- DIRECTIVE: Locate and copy all lines bearing the word "käyttö".

____________

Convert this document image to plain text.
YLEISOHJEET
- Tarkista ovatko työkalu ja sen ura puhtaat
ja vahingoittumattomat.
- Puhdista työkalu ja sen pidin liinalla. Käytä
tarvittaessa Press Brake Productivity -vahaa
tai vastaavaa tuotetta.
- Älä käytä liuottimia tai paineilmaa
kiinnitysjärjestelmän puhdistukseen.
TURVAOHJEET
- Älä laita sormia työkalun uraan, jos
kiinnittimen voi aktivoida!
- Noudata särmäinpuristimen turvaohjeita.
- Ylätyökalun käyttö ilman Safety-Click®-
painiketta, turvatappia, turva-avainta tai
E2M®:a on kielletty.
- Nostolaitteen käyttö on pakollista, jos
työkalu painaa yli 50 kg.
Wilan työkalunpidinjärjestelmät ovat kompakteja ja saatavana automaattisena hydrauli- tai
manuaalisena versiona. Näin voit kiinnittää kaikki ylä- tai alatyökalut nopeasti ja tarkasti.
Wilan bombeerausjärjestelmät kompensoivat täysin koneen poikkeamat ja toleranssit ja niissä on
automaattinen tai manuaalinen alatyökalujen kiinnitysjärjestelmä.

____________

- RESPONSE:
- Ylätyökalun käyttö ilman Safety-Click®-
- Nostolaitteen käyttö on pakollista, jos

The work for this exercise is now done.